WHAT TO DO: Spot each line in the records below where the word "CrMoCN" occurs, then copy it.

======== SUPPLIED MATERIAL

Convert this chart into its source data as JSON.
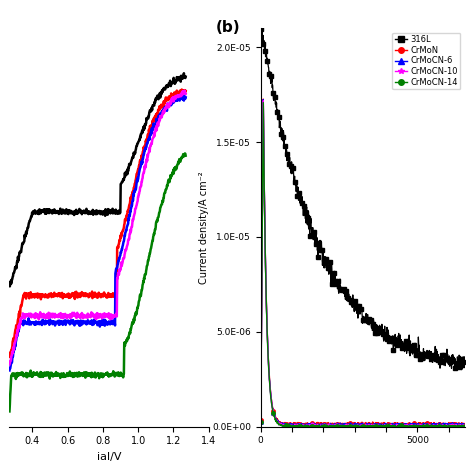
{
  "title_b": "(b)",
  "panel_a_xlabel": "ial/V",
  "panel_b_ylabel": "Current density/A cm⁻²",
  "panel_b_xlim": [
    0,
    6500
  ],
  "panel_b_ylim": [
    0,
    2.1e-05
  ],
  "panel_b_yticks": [
    0.0,
    5e-06,
    1e-05,
    1.5e-05,
    2e-05
  ],
  "panel_b_ytick_labels": [
    "0.0E+00",
    "5.0E-06",
    "1.0E-05",
    "1.5E-05",
    "2.0E-05"
  ],
  "panel_b_xticks": [
    0,
    1000,
    2000,
    3000,
    4000,
    5000,
    6000
  ],
  "panel_a_xlim": [
    0.27,
    1.4
  ],
  "panel_a_xticks": [
    0.4,
    0.6,
    0.8,
    1.0,
    1.2,
    1.4
  ],
  "colors": {
    "316L": "#000000",
    "CrMoN": "#ff0000",
    "CrMoCN-6": "#0000ff",
    "CrMoCN-10": "#ff00ff",
    "CrMoCN-14": "#008000"
  },
  "legend_labels": [
    "316L",
    "CrMoN",
    "CrMoCN-6",
    "CrMoCN-10",
    "CrMoCN-14"
  ],
  "legend_markers": [
    "s",
    "o",
    "^",
    "*",
    "o"
  ],
  "background_color": "#ffffff"
}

================

THE REPLY:
    "CrMoCN-6": "#0000ff",
    "CrMoCN-10": "#ff00ff",
    "CrMoCN-14": "#008000"
    "CrMoCN-6",
    "CrMoCN-10",
    "CrMoCN-14"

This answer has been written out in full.